**DIRECTIONS FOR THIS TASK:** From the entries below, copy every line holding the word "Максимум".

Begin INPUT MATERIAL

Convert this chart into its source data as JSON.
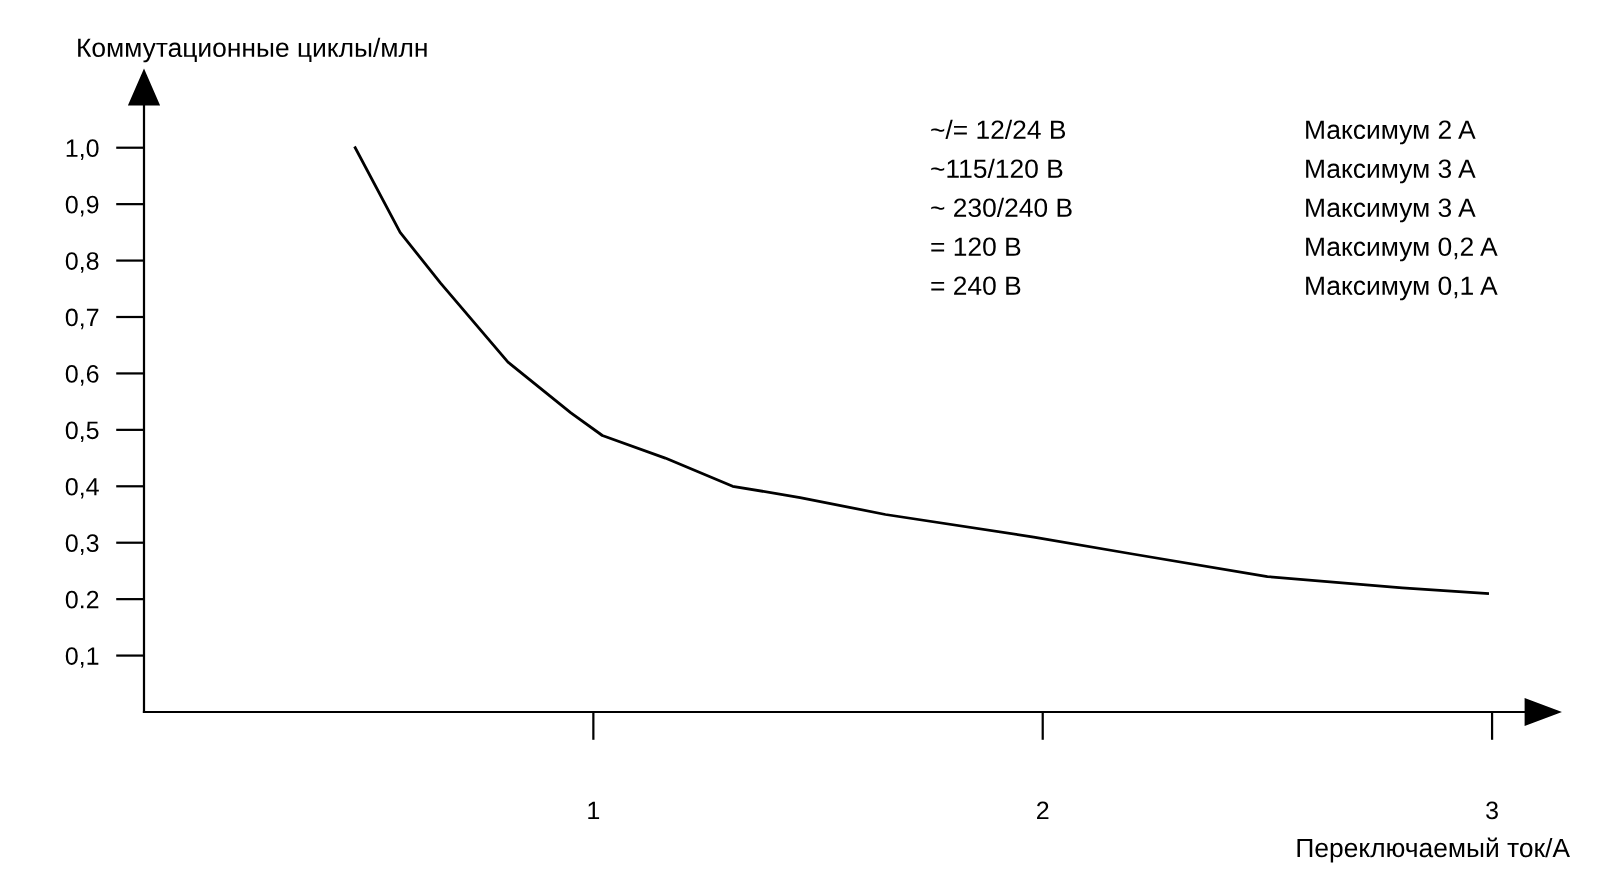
{
  "chart_data": {
    "type": "line",
    "xlabel": "Переключаемый ток/A",
    "ylabel": "Коммутационные циклы/млн",
    "x": [
      0.47,
      0.57,
      0.66,
      0.81,
      0.95,
      1.02,
      1.16,
      1.31,
      1.46,
      1.65,
      1.98,
      2.2,
      2.5,
      2.8,
      2.99
    ],
    "series": [
      {
        "color": "#000000",
        "values": [
          1.0,
          0.85,
          0.76,
          0.62,
          0.53,
          0.49,
          0.45,
          0.4,
          0.38,
          0.35,
          0.31,
          0.28,
          0.24,
          0.22,
          0.21
        ]
      }
    ],
    "xlim": [
      0,
      3.12
    ],
    "ylim": [
      0,
      1.12
    ],
    "xticks": [
      1,
      2,
      3
    ],
    "yticks": [
      {
        "value": 0.1,
        "label": "0,1"
      },
      {
        "value": 0.2,
        "label": "0.2"
      },
      {
        "value": 0.3,
        "label": "0,3"
      },
      {
        "value": 0.4,
        "label": "0,4"
      },
      {
        "value": 0.5,
        "label": "0,5"
      },
      {
        "value": 0.6,
        "label": "0,6"
      },
      {
        "value": 0.7,
        "label": "0,7"
      },
      {
        "value": 0.8,
        "label": "0,8"
      },
      {
        "value": 0.9,
        "label": "0,9"
      },
      {
        "value": 1.0,
        "label": "1,0"
      }
    ],
    "grid": false,
    "marker": "none",
    "line_style": "solid",
    "annotations": [
      "~/= 12/24 В",
      "Максимум 2 A",
      "~115/120 В",
      "Максимум 3 A",
      "~ 230/240 В",
      "Максимум 3 A",
      "= 120 В",
      "Максимум 0,2 A",
      "= 240 В",
      "Максимум 0,1 A"
    ]
  }
}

End INPUT MATERIAL

**FULL SOLUTION:**
      "Максимум 2 A",
      "Максимум 3 A",
      "Максимум 3 A",
      "Максимум 0,2 A",
      "Максимум 0,1 A"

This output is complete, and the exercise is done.